• SOURCE DATA:
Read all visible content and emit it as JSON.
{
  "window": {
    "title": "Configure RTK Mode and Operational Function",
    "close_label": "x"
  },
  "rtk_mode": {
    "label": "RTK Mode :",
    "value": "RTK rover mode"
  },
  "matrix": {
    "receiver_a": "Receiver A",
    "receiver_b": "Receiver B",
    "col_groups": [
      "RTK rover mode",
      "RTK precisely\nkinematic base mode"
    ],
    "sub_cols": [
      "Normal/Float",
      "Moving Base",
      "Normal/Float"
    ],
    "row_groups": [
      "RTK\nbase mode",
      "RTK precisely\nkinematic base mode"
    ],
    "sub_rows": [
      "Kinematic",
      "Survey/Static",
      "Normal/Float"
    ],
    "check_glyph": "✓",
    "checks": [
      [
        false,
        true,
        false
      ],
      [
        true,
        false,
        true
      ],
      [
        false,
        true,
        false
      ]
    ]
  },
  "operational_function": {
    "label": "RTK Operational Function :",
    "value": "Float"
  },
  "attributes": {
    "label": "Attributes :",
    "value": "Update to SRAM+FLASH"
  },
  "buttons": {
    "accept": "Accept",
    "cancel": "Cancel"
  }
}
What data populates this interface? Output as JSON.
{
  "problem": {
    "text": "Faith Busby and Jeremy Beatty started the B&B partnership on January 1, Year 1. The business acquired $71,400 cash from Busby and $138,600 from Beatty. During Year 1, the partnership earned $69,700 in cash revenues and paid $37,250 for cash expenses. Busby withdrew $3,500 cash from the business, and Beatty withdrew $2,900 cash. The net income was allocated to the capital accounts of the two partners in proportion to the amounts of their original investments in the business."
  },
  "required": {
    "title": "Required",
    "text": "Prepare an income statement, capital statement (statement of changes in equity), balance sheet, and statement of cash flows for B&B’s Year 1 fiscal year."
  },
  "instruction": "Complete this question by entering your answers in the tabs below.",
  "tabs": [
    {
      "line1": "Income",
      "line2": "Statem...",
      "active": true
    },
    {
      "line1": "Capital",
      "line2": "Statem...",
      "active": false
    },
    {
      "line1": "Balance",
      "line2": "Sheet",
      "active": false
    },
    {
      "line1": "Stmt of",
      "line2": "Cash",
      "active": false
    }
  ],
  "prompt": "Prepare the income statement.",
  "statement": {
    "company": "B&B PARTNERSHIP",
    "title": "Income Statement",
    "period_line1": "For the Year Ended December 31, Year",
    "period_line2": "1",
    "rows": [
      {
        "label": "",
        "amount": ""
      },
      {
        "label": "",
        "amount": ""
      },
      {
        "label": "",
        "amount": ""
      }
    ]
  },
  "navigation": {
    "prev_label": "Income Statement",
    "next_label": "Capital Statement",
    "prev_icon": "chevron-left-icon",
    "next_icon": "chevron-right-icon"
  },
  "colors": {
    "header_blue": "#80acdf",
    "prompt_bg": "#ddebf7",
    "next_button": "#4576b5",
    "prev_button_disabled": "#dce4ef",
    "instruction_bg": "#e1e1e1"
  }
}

• INSTRUCTIONS FOR THE TASK: Write out the full listing exactly as given.

• PROBLEM SOLUTION:
Read all visible content and emit it as JSON.
{
  "window": {
    "title": "Configure RTK Mode and Operational Function",
    "close_label": "x"
  },
  "rtk_mode": {
    "label": "RTK Mode :",
    "value": "RTK rover mode"
  },
  "matrix": {
    "receiver_a": "Receiver A",
    "receiver_b": "Receiver B",
    "col_groups": [
      "RTK rover mode",
      "RTK precisely\nkinematic base mode"
    ],
    "sub_cols": [
      "Normal/Float",
      "Moving Base",
      "Normal/Float"
    ],
    "row_groups": [
      "RTK\nbase mode",
      "RTK precisely\nkinematic base mode"
    ],
    "sub_rows": [
      "Kinematic",
      "Survey/Static",
      "Normal/Float"
    ],
    "check_glyph": "✓",
    "checks": [
      [
        false,
        true,
        false
      ],
      [
        true,
        false,
        true
      ],
      [
        false,
        true,
        false
      ]
    ]
  },
  "operational_function": {
    "label": "RTK Operational Function :",
    "value": "Float"
  },
  "attributes": {
    "label": "Attributes :",
    "value": "Update to SRAM+FLASH"
  },
  "buttons": {
    "accept": "Accept",
    "cancel": "Cancel"
  }
}
What data populates this interface? Output as JSON.
{
  "problem": {
    "text": "Faith Busby and Jeremy Beatty started the B&B partnership on January 1, Year 1. The business acquired $71,400 cash from Busby and $138,600 from Beatty. During Year 1, the partnership earned $69,700 in cash revenues and paid $37,250 for cash expenses. Busby withdrew $3,500 cash from the business, and Beatty withdrew $2,900 cash. The net income was allocated to the capital accounts of the two partners in proportion to the amounts of their original investments in the business."
  },
  "required": {
    "title": "Required",
    "text": "Prepare an income statement, capital statement (statement of changes in equity), balance sheet, and statement of cash flows for B&B’s Year 1 fiscal year."
  },
  "instruction": "Complete this question by entering your answers in the tabs below.",
  "tabs": [
    {
      "line1": "Income",
      "line2": "Statem...",
      "active": true
    },
    {
      "line1": "Capital",
      "line2": "Statem...",
      "active": false
    },
    {
      "line1": "Balance",
      "line2": "Sheet",
      "active": false
    },
    {
      "line1": "Stmt of",
      "line2": "Cash",
      "active": false
    }
  ],
  "prompt": "Prepare the income statement.",
  "statement": {
    "company": "B&B PARTNERSHIP",
    "title": "Income Statement",
    "period_line1": "For the Year Ended December 31, Year",
    "period_line2": "1",
    "rows": [
      {
        "label": "",
        "amount": ""
      },
      {
        "label": "",
        "amount": ""
      },
      {
        "label": "",
        "amount": ""
      }
    ]
  },
  "navigation": {
    "prev_label": "Income Statement",
    "next_label": "Capital Statement",
    "prev_icon": "chevron-left-icon",
    "next_icon": "chevron-right-icon"
  },
  "colors": {
    "header_blue": "#80acdf",
    "prompt_bg": "#ddebf7",
    "next_button": "#4576b5",
    "prev_button_disabled": "#dce4ef",
    "instruction_bg": "#e1e1e1"
  }
}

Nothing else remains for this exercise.